◆ **Exercise aim**
Each entry below should be echoed exactly, with pictures omitted.

* * * * *

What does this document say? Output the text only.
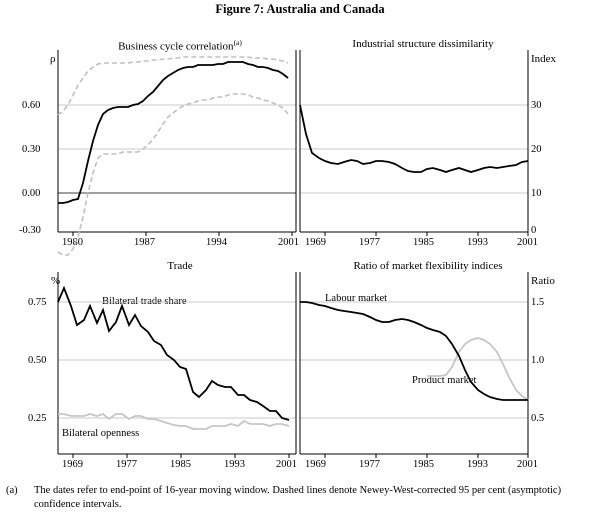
Figure 7: Australia and Canada
Business cycle correlation$^{(a)}$	Industrial structure dissimilarity
Trade	Ratio of market flexibility indices
ρ	Index
%	Ratio
0.60
0.30
0.00
-0.30
1980	1987	1994	2001
30
20
10
0
1969	1977	1985	1993	2001
0.75
0.50
0.25
1969	1977	1985	1993	2001
1.5
1.0
0.5
1969	1977	1985	1993	2001
Bilateral trade share
Bilateral openness
Labour market
Product market
(a) The dates refer to end-point of 16-year moving window. Dashed lines denote Newey-West-corrected 95 per cent (asymptotic) confidence intervals.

* * * * *

◆ **Answer**
What does this document say? Output the text only.
Figure 7: Australia and Canada
Business cycle correlation$^{(a)}$	Industrial structure dissimilarity
Trade	Ratio of market flexibility indices
ρ	Index
%	Ratio
0.60
0.30
0.00
-0.30
1980	1987	1994	2001
30
20
10
0
1969	1977	1985	1993	2001
0.75
0.50
0.25
1969	1977	1985	1993	2001
1.5
1.0
0.5
1969	1977	1985	1993	2001
Bilateral trade share
Bilateral openness
Labour market
Product market
(a) The dates refer to end-point of 16-year moving window. Dashed lines denote Newey-West-corrected 95 per cent (asymptotic) confidence intervals.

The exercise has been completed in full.